• What you should do
Copy the whole forum thread of feedback on the poster's riding, character for character.

• Excerpt to read
>>>>>

# Feedback on my riding



## skip11 (Jan 28, 2010)

This was taken 2 weeks ago or last week. This is my 3rd season around 56 days total.


----------



## skip11 (Jan 28, 2010)

Doesn't want to embed, not sure why.


----------



## lonerider (Apr 10, 2009)

skip11 said:


> Doesn't want to embed, not sure why.


I think it's because you made the video unlisted (only people with the direct link can see it).

You riding looks pretty good. You don't counter-rotate your shoulders with respect to your hips, you have good toe-heel ankle flexion and your body moves as one unit (good job on keeping your weight over the board). In general you are decently dynamic (i.e. you keep a smooth rhythm linking one edge to the other) although sometimes I can see you have a little tendency to "sit-in" your heelside carve a little bit (like the two turns around 0:35) instead of driving through with your hips and shoulders into the direction of your turn (you look tentative and didn't fully commit to the turn... could be the snow was sketchy over there, I can't see in the video).

Anyways... that's my quick assessment. I bet Snowolf will give you a much more detail analysis.


----------



## gprider_capita (Feb 17, 2011)

great job carving, what kind of jacket and goggles are those? they match so perfectly


----------



## skip11 (Jan 28, 2010)

@lone: I'll try driving more with the hips and shoulders next time


----------



## Death (Oct 21, 2010)

Your toe-edge carves are stronger than your heel-side carves.


----------



## Nefarious (Dec 26, 2010)

Nothing to give feedback on. You're using the run and in control the entire time. You look like you're having a blast and you're riding with the same vigor that I like to. It feels like you're flowing deep into carves. Great riding and great vid.

Keep it up. :thumbsup:


----------



## firstx1017 (Jan 10, 2011)

Hell, you are doing what I can only "wish" I could do! lol I will get there.... someday....

Then again, you are probably some young buck with no achy body parts! lol


----------



## skip11 (Jan 28, 2010)

<<<<<

• Data lines

>>>>>

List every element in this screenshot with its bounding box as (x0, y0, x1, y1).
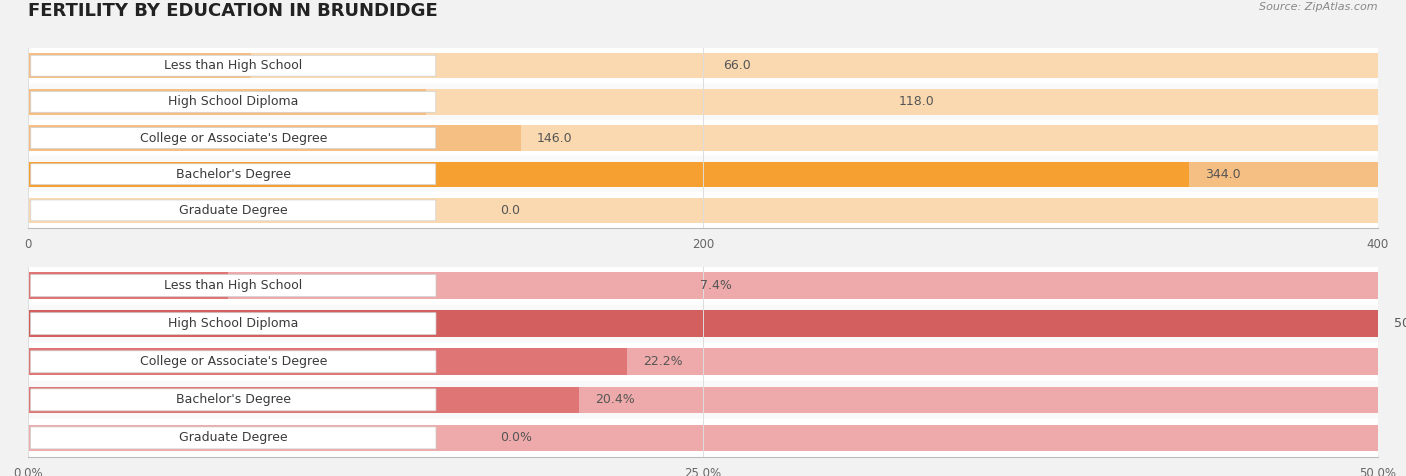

<<<<<

• Answer to this exercise
# Feedback on my riding



## skip11 (Jan 28, 2010)

This was taken 2 weeks ago or last week. This is my 3rd season around 56 days total.


----------



## skip11 (Jan 28, 2010)

Doesn't want to embed, not sure why.


----------



## lonerider (Apr 10, 2009)

skip11 said:


> Doesn't want to embed, not sure why.


I think it's because you made the video unlisted (only people with the direct link can see it).

You riding looks pretty good. You don't counter-rotate your shoulders with respect to your hips, you have good toe-heel ankle flexion and your body moves as one unit (good job on keeping your weight over the board). In general you are decently dynamic (i.e. you keep a smooth rhythm linking one edge to the other) although sometimes I can see you have a little tendency to "sit-in" your heelside carve a little bit (like the two turns around 0:35) instead of driving through with your hips and shoulders into the direction of your turn (you look tentative and didn't fully commit to the turn... could be the snow was sketchy over there, I can't see in the video).

Anyways... that's my quick assessment. I bet Snowolf will give you a much more detail analysis.


----------



## gprider_capita (Feb 17, 2011)

great job carving, what kind of jacket and goggles are those? they match so perfectly


----------



## skip11 (Jan 28, 2010)

@lone: I'll try driving more with the hips and shoulders next time


----------



## Death (Oct 21, 2010)

Your toe-edge carves are stronger than your heel-side carves.


----------



## Nefarious (Dec 26, 2010)

Nothing to give feedback on. You're using the run and in control the entire time. You look like you're having a blast and you're riding with the same vigor that I like to. It feels like you're flowing deep into carves. Great riding and great vid.

Keep it up. :thumbsup:


----------



## firstx1017 (Jan 10, 2011)

Hell, you are doing what I can only "wish" I could do! lol I will get there.... someday....

Then again, you are probably some young buck with no achy body parts! lol


----------



## skip11 (Jan 28, 2010)